-- Extracted entries start --

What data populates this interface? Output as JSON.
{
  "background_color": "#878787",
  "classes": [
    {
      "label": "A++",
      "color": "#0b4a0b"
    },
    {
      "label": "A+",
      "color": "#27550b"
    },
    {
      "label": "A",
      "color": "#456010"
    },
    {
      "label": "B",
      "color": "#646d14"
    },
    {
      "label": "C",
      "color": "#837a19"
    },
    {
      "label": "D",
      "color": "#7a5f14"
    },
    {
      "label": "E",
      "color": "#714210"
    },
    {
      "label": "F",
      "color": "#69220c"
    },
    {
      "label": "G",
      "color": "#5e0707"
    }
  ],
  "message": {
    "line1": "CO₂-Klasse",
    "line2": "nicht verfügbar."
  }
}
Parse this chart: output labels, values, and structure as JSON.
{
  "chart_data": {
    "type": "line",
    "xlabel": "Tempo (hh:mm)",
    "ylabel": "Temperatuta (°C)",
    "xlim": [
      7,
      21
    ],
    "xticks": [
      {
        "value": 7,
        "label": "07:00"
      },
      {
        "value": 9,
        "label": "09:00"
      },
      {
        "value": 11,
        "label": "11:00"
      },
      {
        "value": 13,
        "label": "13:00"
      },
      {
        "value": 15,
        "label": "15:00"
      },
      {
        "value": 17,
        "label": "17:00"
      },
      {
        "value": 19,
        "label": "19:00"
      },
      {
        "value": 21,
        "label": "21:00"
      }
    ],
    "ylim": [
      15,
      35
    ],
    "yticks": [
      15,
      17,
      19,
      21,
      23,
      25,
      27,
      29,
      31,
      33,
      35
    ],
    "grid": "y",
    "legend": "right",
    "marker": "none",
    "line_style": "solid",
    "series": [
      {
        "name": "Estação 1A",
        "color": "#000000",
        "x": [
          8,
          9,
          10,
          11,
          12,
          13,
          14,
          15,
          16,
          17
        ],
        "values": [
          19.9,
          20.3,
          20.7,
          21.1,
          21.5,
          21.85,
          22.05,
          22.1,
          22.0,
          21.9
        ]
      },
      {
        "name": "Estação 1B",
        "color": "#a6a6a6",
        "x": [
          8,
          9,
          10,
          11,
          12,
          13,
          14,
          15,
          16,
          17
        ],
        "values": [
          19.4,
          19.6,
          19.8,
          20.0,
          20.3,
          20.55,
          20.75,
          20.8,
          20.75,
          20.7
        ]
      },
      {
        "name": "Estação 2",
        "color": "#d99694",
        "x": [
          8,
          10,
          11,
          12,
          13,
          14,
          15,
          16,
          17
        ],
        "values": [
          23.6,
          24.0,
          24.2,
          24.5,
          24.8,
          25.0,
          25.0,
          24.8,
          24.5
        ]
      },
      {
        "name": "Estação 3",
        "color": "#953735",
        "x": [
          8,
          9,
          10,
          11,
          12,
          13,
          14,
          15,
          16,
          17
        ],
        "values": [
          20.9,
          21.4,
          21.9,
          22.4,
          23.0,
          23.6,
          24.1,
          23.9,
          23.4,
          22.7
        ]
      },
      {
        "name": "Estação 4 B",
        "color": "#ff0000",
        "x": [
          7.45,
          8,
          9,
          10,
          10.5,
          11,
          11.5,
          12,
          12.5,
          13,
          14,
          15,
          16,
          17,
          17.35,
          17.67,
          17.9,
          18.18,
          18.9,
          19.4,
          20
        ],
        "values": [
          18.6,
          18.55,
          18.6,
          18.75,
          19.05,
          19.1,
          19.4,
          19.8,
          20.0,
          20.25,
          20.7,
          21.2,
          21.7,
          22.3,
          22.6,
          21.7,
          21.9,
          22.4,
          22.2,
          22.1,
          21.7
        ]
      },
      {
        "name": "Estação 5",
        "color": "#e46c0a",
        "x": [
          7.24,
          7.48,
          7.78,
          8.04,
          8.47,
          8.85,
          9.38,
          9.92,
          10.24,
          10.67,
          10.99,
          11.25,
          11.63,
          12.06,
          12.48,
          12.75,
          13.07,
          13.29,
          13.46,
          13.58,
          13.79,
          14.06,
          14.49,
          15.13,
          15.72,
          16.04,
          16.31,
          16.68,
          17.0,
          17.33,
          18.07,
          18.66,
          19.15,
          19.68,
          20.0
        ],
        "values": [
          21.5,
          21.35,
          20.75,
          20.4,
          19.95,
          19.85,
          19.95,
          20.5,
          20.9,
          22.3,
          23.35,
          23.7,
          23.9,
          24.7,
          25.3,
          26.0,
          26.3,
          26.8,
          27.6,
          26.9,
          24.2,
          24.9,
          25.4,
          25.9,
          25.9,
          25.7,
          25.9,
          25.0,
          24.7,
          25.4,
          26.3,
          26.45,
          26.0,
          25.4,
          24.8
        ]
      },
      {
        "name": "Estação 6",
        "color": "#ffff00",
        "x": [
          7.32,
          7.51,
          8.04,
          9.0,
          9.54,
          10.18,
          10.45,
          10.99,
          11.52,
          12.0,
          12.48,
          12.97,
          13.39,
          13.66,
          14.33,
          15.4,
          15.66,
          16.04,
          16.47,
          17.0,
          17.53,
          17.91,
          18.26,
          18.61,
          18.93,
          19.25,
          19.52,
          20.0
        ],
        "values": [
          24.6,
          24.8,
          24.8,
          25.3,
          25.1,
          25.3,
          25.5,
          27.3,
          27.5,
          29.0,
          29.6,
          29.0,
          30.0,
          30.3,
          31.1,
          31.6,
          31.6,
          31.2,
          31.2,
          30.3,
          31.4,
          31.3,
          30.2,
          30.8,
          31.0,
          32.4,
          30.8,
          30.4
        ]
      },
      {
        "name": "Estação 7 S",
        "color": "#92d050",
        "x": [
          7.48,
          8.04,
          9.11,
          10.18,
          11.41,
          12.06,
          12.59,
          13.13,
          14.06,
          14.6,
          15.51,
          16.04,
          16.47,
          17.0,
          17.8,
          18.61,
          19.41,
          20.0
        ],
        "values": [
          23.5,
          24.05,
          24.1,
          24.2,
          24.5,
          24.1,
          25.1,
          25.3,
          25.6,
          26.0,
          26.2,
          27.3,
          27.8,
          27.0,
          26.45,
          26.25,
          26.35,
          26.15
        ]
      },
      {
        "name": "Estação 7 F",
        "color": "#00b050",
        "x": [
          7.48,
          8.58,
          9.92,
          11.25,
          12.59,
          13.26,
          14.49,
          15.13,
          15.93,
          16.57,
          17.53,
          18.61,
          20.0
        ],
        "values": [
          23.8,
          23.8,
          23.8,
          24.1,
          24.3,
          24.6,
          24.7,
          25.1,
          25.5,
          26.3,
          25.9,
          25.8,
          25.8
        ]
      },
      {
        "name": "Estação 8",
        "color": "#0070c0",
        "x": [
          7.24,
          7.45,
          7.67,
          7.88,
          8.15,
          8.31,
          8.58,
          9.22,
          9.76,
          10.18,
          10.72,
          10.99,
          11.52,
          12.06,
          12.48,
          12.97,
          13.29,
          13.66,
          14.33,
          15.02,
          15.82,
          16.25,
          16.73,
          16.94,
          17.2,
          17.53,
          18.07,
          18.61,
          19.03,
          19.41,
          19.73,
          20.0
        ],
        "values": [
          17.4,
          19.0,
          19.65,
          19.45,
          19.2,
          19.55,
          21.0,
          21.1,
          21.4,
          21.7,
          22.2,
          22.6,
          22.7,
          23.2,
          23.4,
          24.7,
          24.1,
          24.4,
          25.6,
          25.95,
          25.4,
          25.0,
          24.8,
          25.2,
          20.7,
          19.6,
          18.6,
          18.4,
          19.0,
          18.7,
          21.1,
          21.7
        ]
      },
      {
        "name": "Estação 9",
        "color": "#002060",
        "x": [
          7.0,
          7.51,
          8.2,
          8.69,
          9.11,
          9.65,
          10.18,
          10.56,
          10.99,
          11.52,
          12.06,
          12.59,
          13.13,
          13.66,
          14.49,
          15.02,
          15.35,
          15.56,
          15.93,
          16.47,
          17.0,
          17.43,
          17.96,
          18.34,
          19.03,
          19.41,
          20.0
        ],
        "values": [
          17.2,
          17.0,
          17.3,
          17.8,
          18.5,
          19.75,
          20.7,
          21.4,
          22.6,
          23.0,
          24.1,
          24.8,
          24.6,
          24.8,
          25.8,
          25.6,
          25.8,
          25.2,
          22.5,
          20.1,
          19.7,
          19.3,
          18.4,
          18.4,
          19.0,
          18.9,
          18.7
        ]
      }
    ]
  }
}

-- Extracted entries end --

Objective — Among the lines of the records above, count those holding the string "this", and report only the number.

Correct response — 2